* Objective:
Print the full listing exactly.

Extracted data entries
* START *
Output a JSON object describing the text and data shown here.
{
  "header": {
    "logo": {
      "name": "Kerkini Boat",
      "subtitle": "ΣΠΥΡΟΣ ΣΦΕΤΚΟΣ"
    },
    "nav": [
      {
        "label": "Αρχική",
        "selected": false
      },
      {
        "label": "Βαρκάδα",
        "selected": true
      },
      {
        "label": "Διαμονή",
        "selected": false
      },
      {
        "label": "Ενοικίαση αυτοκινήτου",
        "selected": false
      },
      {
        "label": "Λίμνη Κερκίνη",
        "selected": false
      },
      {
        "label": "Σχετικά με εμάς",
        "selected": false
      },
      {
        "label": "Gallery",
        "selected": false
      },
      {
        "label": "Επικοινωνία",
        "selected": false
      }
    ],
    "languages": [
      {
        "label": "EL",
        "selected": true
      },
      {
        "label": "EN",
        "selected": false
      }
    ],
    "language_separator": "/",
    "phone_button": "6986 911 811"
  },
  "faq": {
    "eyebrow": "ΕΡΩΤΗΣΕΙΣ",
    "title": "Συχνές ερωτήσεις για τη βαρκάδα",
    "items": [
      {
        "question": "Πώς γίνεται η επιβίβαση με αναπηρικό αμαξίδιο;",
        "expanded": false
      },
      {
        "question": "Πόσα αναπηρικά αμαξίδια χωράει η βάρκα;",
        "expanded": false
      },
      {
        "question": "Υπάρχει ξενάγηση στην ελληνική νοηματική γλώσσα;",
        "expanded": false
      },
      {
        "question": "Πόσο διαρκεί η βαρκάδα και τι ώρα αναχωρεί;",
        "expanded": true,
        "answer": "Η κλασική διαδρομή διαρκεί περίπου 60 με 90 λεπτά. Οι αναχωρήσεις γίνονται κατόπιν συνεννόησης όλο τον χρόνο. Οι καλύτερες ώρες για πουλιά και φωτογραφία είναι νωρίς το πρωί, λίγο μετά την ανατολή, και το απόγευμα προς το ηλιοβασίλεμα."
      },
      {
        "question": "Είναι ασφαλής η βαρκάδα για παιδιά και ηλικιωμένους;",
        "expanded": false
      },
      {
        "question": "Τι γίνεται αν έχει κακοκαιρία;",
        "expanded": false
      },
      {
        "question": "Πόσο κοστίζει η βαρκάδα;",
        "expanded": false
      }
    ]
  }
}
* END *
* Output below:
Output a JSON object describing the text and data shown here.
{
  "header": {
    "logo": {
      "name": "Kerkini Boat",
      "subtitle": "ΣΠΥΡΟΣ ΣΦΕΤΚΟΣ"
    },
    "nav": [
      {
        "label": "Αρχική",
        "selected": false
      },
      {
        "label": "Βαρκάδα",
        "selected": true
      },
      {
        "label": "Διαμονή",
        "selected": false
      },
      {
        "label": "Ενοικίαση αυτοκινήτου",
        "selected": false
      },
      {
        "label": "Λίμνη Κερκίνη",
        "selected": false
      },
      {
        "label": "Σχετικά με εμάς",
        "selected": false
      },
      {
        "label": "Gallery",
        "selected": false
      },
      {
        "label": "Επικοινωνία",
        "selected": false
      }
    ],
    "languages": [
      {
        "label": "EL",
        "selected": true
      },
      {
        "label": "EN",
        "selected": false
      }
    ],
    "language_separator": "/",
    "phone_button": "6986 911 811"
  },
  "faq": {
    "eyebrow": "ΕΡΩΤΗΣΕΙΣ",
    "title": "Συχνές ερωτήσεις για τη βαρκάδα",
    "items": [
      {
        "question": "Πώς γίνεται η επιβίβαση με αναπηρικό αμαξίδιο;",
        "expanded": false
      },
      {
        "question": "Πόσα αναπηρικά αμαξίδια χωράει η βάρκα;",
        "expanded": false
      },
      {
        "question": "Υπάρχει ξενάγηση στην ελληνική νοηματική γλώσσα;",
        "expanded": false
      },
      {
        "question": "Πόσο διαρκεί η βαρκάδα και τι ώρα αναχωρεί;",
        "expanded": true,
        "answer": "Η κλασική διαδρομή διαρκεί περίπου 60 με 90 λεπτά. Οι αναχωρήσεις γίνονται κατόπιν συνεννόησης όλο τον χρόνο. Οι καλύτερες ώρες για πουλιά και φωτογραφία είναι νωρίς το πρωί, λίγο μετά την ανατολή, και το απόγευμα προς το ηλιοβασίλεμα."
      },
      {
        "question": "Είναι ασφαλής η βαρκάδα για παιδιά και ηλικιωμένους;",
        "expanded": false
      },
      {
        "question": "Τι γίνεται αν έχει κακοκαιρία;",
        "expanded": false
      },
      {
        "question": "Πόσο κοστίζει η βαρκάδα;",
        "expanded": false
      }
    ]
  }
}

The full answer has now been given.